◆ Do this ◆
Rewrite the stretch of the material from the line containing "772, 1034, 796]" through the line containing "751, 233, 768]" as a numbered list, leaving out any blank lines.
----- Supplied material
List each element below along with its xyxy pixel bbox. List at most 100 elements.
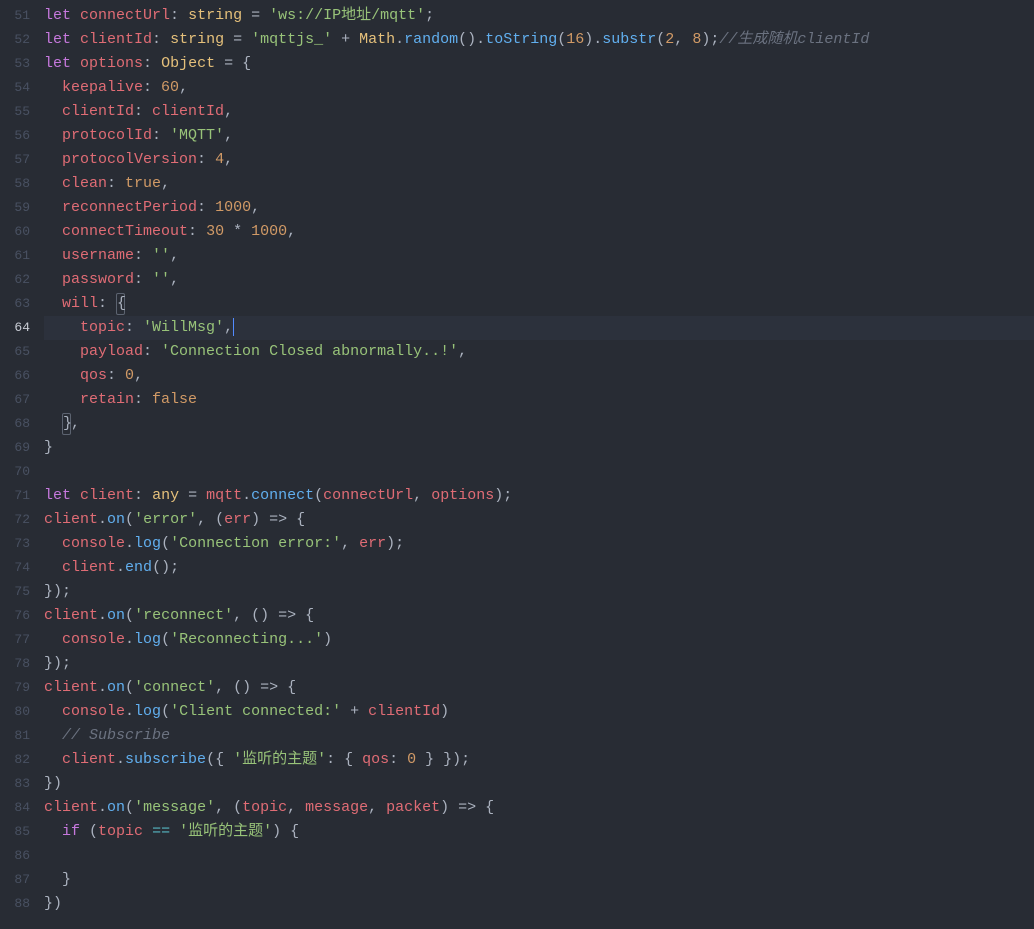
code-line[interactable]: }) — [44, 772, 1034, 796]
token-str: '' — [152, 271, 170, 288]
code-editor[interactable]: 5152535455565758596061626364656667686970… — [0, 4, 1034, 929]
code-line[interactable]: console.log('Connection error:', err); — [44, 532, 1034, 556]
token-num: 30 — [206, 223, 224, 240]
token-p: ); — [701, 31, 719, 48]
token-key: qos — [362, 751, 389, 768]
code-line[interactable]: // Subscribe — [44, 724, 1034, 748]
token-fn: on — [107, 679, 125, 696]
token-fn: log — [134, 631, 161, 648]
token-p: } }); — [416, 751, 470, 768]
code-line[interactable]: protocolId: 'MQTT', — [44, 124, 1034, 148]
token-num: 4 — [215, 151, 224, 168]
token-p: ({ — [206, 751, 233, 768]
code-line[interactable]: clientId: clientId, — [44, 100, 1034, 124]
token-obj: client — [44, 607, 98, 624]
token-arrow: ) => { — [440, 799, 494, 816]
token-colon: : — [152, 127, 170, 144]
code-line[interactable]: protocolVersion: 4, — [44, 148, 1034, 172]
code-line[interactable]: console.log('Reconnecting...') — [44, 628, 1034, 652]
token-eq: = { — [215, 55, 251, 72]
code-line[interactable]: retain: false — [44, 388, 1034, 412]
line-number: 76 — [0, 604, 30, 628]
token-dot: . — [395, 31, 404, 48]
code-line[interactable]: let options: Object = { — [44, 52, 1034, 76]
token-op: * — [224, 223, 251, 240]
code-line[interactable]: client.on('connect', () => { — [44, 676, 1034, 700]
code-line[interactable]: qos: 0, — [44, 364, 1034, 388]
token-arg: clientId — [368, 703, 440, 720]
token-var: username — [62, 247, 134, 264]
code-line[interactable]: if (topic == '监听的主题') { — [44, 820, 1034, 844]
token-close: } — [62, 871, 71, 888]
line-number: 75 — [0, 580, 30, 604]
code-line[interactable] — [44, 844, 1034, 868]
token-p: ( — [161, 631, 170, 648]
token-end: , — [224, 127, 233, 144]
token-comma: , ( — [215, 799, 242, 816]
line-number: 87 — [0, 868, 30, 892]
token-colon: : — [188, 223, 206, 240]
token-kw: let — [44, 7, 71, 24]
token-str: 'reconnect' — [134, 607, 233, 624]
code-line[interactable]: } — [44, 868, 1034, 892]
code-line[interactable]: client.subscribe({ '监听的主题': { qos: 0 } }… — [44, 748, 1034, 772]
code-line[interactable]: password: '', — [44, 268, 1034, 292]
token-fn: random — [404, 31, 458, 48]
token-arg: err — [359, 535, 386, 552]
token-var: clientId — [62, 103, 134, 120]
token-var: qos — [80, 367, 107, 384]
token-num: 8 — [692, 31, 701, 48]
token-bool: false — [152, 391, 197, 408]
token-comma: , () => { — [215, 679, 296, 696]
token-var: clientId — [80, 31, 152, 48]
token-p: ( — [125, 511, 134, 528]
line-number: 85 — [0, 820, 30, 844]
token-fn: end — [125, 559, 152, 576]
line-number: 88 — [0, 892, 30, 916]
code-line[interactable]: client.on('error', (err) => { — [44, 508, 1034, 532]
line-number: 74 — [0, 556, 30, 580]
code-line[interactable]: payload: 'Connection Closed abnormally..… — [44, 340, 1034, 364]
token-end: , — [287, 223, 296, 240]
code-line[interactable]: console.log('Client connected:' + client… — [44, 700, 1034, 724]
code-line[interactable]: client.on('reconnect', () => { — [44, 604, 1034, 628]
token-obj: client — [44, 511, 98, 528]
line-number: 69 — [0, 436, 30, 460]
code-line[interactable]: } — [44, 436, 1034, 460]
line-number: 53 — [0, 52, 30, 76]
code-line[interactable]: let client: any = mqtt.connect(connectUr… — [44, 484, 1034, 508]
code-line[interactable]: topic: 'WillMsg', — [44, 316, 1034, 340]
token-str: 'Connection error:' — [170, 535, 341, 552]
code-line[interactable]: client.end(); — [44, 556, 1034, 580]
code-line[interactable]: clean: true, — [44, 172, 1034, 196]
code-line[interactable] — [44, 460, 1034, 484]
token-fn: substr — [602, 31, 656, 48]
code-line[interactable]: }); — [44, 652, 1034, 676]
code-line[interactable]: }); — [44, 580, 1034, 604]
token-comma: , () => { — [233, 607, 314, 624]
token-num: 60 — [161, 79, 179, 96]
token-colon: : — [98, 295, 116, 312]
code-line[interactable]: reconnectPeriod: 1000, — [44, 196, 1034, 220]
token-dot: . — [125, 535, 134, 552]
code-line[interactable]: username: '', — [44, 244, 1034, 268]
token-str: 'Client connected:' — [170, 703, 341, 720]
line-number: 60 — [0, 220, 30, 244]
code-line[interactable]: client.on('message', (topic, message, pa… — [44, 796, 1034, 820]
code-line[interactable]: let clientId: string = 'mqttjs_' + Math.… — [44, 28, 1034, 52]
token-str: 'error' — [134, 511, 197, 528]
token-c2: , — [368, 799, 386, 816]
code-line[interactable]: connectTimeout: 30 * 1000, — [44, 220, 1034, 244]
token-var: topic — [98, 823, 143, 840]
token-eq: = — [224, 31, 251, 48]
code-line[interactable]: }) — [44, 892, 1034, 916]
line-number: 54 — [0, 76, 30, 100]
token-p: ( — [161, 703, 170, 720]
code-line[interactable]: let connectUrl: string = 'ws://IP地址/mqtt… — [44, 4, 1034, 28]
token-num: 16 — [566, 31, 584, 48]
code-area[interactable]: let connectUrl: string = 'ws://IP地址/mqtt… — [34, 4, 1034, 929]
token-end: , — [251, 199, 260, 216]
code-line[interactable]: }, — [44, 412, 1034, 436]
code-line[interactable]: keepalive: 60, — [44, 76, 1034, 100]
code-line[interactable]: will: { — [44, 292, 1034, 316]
----------
◆ Exercise answer ◆
1. code-line[interactable]: }) — [44, 772, 1034, 796]
2. token-str: '' — [152, 271, 170, 288]
3. code-editor[interactable]: 5152535455565758596061626364656667686970… — [0, 4, 1034, 929]
4. code-line[interactable]: console.log('Connection error:', err); — [44, 532, 1034, 556]
5. token-num: 30 — [206, 223, 224, 240]
6. token-p: ); — [701, 31, 719, 48]
7. token-key: qos — [362, 751, 389, 768]
8. code-line[interactable]: // Subscribe — [44, 724, 1034, 748]
9. token-fn: on — [107, 679, 125, 696]
10. token-fn: log — [134, 631, 161, 648]
11. token-p: } }); — [416, 751, 470, 768]
12. code-line[interactable]: protocolId: 'MQTT', — [44, 124, 1034, 148]
13. token-num: 4 — [215, 151, 224, 168]
14. token-p: ({ — [206, 751, 233, 768]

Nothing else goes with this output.